Excerpts from a figure dataset:
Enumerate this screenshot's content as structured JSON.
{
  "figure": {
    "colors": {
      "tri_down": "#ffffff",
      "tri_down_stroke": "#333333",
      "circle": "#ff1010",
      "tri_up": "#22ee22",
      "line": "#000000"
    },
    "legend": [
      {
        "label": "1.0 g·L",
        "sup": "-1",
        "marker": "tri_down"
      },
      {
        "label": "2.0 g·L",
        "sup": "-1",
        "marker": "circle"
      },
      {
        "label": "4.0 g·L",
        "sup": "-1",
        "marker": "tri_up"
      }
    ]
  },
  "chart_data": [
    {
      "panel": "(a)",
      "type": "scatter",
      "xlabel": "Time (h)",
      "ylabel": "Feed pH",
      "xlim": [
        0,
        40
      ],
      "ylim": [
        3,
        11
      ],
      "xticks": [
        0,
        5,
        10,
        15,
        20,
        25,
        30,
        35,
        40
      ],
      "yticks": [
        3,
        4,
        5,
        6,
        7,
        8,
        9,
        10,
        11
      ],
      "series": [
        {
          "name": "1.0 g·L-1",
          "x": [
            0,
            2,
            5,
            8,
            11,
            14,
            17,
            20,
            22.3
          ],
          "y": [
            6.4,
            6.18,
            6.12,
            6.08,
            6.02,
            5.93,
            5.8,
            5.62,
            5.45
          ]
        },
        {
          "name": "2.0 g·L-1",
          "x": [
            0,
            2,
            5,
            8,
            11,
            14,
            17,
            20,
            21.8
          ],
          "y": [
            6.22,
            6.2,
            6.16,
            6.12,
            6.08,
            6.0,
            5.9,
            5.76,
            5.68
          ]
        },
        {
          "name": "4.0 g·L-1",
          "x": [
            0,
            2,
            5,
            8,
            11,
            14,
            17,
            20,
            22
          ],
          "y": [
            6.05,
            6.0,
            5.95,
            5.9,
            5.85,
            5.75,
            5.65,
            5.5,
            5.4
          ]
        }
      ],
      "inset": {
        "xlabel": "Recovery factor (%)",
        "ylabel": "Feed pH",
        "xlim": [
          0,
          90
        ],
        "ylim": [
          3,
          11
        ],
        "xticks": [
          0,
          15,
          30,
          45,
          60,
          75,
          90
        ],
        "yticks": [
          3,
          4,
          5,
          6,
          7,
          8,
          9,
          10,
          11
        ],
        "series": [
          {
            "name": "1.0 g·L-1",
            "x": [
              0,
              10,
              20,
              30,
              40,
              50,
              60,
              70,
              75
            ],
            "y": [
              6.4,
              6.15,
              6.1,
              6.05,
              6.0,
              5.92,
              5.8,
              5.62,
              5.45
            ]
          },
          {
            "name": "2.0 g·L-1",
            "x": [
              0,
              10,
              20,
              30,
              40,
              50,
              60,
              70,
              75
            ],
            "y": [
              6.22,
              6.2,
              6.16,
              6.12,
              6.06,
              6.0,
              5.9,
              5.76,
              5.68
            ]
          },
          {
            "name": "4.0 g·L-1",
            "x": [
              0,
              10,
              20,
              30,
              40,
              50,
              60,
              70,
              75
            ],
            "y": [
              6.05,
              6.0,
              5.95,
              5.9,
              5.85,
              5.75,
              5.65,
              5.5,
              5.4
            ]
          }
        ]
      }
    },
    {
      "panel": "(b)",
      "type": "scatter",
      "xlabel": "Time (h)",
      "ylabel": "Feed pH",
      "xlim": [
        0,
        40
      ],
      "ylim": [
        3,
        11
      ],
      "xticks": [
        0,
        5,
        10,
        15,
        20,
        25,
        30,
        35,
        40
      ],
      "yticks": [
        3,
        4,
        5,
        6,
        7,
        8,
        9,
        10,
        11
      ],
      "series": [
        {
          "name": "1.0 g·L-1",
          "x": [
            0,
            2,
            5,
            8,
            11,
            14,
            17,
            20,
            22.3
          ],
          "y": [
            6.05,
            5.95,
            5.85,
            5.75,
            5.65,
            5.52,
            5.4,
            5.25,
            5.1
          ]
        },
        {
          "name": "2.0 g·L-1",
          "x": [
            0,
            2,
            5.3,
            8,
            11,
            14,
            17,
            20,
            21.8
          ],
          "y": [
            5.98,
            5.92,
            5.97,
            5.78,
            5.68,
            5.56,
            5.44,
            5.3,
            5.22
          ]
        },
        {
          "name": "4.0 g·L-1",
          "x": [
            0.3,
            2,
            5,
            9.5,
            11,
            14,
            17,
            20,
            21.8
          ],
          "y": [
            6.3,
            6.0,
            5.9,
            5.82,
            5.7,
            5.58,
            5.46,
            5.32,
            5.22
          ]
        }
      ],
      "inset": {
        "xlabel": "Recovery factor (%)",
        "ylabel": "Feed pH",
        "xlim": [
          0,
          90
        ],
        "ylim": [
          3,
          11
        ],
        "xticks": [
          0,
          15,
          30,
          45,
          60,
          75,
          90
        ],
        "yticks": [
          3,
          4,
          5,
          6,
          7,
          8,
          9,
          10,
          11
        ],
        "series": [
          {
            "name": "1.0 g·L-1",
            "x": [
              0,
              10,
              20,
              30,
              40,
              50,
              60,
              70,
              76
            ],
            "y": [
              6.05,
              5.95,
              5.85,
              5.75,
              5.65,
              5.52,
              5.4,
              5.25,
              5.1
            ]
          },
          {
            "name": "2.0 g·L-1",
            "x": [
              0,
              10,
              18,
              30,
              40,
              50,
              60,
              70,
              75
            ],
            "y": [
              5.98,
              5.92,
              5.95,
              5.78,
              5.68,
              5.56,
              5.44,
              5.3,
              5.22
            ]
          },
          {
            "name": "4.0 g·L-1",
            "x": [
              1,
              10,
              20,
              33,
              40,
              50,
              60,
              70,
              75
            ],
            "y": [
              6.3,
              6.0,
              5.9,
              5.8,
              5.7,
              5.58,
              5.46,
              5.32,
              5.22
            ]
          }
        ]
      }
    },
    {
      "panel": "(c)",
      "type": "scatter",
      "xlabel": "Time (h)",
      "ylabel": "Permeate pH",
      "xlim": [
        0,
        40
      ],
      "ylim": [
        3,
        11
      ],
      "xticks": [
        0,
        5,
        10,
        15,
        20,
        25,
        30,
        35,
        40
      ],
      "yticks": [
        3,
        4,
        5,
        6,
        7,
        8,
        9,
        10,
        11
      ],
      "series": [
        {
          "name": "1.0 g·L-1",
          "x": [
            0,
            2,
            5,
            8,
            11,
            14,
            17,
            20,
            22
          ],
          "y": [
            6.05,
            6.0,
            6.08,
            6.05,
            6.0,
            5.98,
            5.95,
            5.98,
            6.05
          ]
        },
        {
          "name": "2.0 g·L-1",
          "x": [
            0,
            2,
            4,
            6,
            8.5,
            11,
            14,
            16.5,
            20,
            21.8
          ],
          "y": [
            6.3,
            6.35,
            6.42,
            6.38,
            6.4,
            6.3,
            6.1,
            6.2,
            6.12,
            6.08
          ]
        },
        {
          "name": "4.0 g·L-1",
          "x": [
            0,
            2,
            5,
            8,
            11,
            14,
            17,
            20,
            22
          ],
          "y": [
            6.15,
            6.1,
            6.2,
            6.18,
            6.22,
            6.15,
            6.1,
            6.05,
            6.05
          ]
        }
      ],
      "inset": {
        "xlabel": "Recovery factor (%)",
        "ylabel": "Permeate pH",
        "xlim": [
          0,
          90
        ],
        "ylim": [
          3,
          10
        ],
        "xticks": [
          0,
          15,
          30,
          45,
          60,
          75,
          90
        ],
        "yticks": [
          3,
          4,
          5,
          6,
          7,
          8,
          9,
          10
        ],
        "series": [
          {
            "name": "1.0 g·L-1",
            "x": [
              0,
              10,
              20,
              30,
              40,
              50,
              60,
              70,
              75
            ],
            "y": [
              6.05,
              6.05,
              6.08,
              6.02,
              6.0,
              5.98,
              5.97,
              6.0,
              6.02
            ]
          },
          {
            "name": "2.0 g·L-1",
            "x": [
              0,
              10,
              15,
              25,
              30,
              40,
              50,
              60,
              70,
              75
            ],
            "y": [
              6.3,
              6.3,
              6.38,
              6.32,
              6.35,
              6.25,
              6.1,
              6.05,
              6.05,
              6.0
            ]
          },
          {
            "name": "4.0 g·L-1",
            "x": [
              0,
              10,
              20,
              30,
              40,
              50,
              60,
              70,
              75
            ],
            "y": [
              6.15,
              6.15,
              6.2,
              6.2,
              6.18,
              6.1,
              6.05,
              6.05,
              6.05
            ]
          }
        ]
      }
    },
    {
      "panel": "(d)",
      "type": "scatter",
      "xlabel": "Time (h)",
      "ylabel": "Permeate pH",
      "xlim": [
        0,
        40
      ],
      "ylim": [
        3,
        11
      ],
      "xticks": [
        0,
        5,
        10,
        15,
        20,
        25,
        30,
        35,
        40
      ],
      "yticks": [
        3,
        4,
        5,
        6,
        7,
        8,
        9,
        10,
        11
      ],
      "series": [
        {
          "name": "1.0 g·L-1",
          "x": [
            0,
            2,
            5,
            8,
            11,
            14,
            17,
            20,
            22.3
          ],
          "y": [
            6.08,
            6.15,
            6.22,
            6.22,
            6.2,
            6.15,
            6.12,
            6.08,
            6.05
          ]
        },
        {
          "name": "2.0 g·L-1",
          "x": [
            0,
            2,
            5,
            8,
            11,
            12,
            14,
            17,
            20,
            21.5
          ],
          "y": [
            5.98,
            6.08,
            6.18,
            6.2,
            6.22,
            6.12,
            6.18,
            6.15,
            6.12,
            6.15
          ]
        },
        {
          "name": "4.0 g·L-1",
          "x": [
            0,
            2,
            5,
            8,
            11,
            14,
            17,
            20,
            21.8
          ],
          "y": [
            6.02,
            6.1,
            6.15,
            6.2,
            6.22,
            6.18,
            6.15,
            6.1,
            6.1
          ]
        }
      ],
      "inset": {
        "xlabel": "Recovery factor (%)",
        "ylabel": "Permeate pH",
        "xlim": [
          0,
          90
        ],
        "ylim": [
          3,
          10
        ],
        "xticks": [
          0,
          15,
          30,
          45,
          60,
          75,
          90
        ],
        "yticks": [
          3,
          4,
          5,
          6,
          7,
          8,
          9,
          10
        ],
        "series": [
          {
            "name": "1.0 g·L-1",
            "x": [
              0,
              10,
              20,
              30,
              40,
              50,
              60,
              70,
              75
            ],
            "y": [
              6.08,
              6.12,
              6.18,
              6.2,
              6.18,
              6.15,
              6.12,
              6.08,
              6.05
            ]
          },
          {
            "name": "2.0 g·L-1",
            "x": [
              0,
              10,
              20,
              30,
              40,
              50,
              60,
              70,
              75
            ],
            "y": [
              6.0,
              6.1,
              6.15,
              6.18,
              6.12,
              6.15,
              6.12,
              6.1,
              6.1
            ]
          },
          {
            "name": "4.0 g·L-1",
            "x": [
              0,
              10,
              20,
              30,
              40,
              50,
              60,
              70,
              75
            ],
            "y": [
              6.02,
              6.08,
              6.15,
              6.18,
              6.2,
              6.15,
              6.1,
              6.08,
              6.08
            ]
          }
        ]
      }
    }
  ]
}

## What the exercise asks:
Look over the listing. Pull out every line with the string "marker" in it.

## Output of the exercise:
        "marker": "tri_down"
        "marker": "circle"
        "marker": "tri_up"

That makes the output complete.